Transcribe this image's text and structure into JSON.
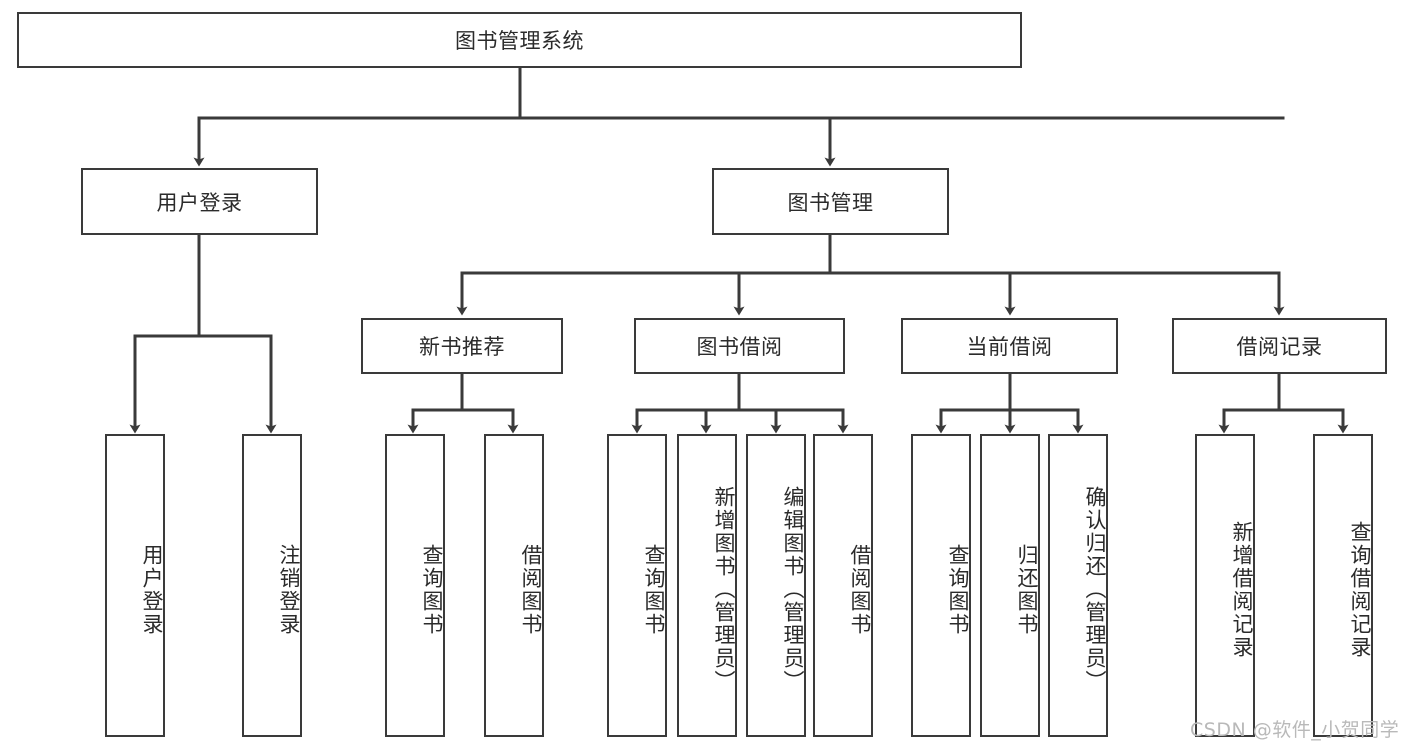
{
  "diagram": {
    "type": "tree",
    "title": "图书管理系统",
    "orientation": "top-down",
    "root": {
      "label": "图书管理系统"
    },
    "level2": [
      {
        "label": "用户登录"
      },
      {
        "label": "图书管理"
      }
    ],
    "level3": [
      {
        "label": "新书推荐"
      },
      {
        "label": "图书借阅"
      },
      {
        "label": "当前借阅"
      },
      {
        "label": "借阅记录"
      }
    ],
    "leaves": {
      "user_login": [
        {
          "label": "用户登录"
        },
        {
          "label": "注销登录"
        }
      ],
      "new_book_recommend": [
        {
          "label": "查询图书"
        },
        {
          "label": "借阅图书"
        }
      ],
      "book_borrow": [
        {
          "label": "查询图书"
        },
        {
          "label": "新增图书（管理员）"
        },
        {
          "label": "编辑图书（管理员）"
        },
        {
          "label": "借阅图书"
        }
      ],
      "current_borrow": [
        {
          "label": "查询图书"
        },
        {
          "label": "归还图书"
        },
        {
          "label": "确认归还（管理员）"
        }
      ],
      "borrow_record": [
        {
          "label": "新增借阅记录"
        },
        {
          "label": "查询借阅记录"
        }
      ]
    },
    "watermark": "CSDN @软件_小贺同学",
    "colors": {
      "stroke": "#3a3a3a",
      "fill": "#ffffff",
      "text": "#2b2b2b",
      "watermark": "#b9b9b9"
    }
  }
}
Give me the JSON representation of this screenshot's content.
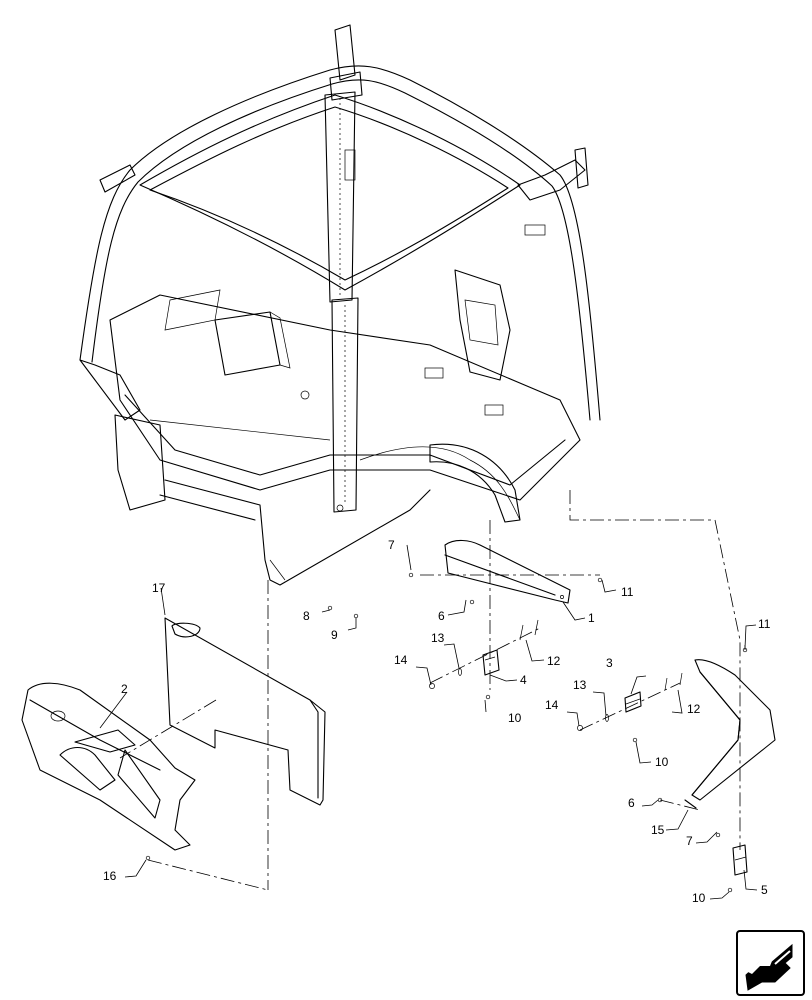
{
  "callouts": {
    "c1": "1",
    "c2": "2",
    "c3": "3",
    "c4": "4",
    "c5": "5",
    "c6a": "6",
    "c6b": "6",
    "c7a": "7",
    "c7b": "7",
    "c8": "8",
    "c9": "9",
    "c10a": "10",
    "c10b": "10",
    "c10c": "10",
    "c11a": "11",
    "c11b": "11",
    "c12a": "12",
    "c12b": "12",
    "c13a": "13",
    "c13b": "13",
    "c14a": "14",
    "c14b": "14",
    "c15": "15",
    "c16": "16",
    "c17": "17"
  },
  "icons": {
    "next_page": "next-page-arrow-icon"
  }
}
==========
Restate the data above exactly, stripping out each image.

Transcribe this image's text and structure into JSON.
{
  "diagram": {
    "type": "tree",
    "title": "图书管理系统",
    "orientation": "top-down",
    "root": {
      "label": "图书管理系统"
    },
    "level2": [
      {
        "label": "用户登录"
      },
      {
        "label": "图书管理"
      }
    ],
    "level3": [
      {
        "label": "新书推荐"
      },
      {
        "label": "图书借阅"
      },
      {
        "label": "当前借阅"
      },
      {
        "label": "借阅记录"
      }
    ],
    "leaves": {
      "user_login": [
        {
          "label": "用户登录"
        },
        {
          "label": "注销登录"
        }
      ],
      "new_book_recommend": [
        {
          "label": "查询图书"
        },
        {
          "label": "借阅图书"
        }
      ],
      "book_borrow": [
        {
          "label": "查询图书"
        },
        {
          "label": "新增图书（管理员）"
        },
        {
          "label": "编辑图书（管理员）"
        },
        {
          "label": "借阅图书"
        }
      ],
      "current_borrow": [
        {
          "label": "查询图书"
        },
        {
          "label": "归还图书"
        },
        {
          "label": "确认归还（管理员）"
        }
      ],
      "borrow_record": [
        {
          "label": "新增借阅记录"
        },
        {
          "label": "查询借阅记录"
        }
      ]
    },
    "watermark": "CSDN @软件_小贺同学",
    "colors": {
      "stroke": "#3a3a3a",
      "fill": "#ffffff",
      "text": "#2b2b2b",
      "watermark": "#b9b9b9"
    }
  }
}
Give me the JSON representation of this screenshot's content.
{
  "callouts": {
    "c1": "1",
    "c2": "2",
    "c3": "3",
    "c4": "4",
    "c5": "5",
    "c6a": "6",
    "c6b": "6",
    "c7a": "7",
    "c7b": "7",
    "c8": "8",
    "c9": "9",
    "c10a": "10",
    "c10b": "10",
    "c10c": "10",
    "c11a": "11",
    "c11b": "11",
    "c12a": "12",
    "c12b": "12",
    "c13a": "13",
    "c13b": "13",
    "c14a": "14",
    "c14b": "14",
    "c15": "15",
    "c16": "16",
    "c17": "17"
  },
  "icons": {
    "next_page": "next-page-arrow-icon"
  }
}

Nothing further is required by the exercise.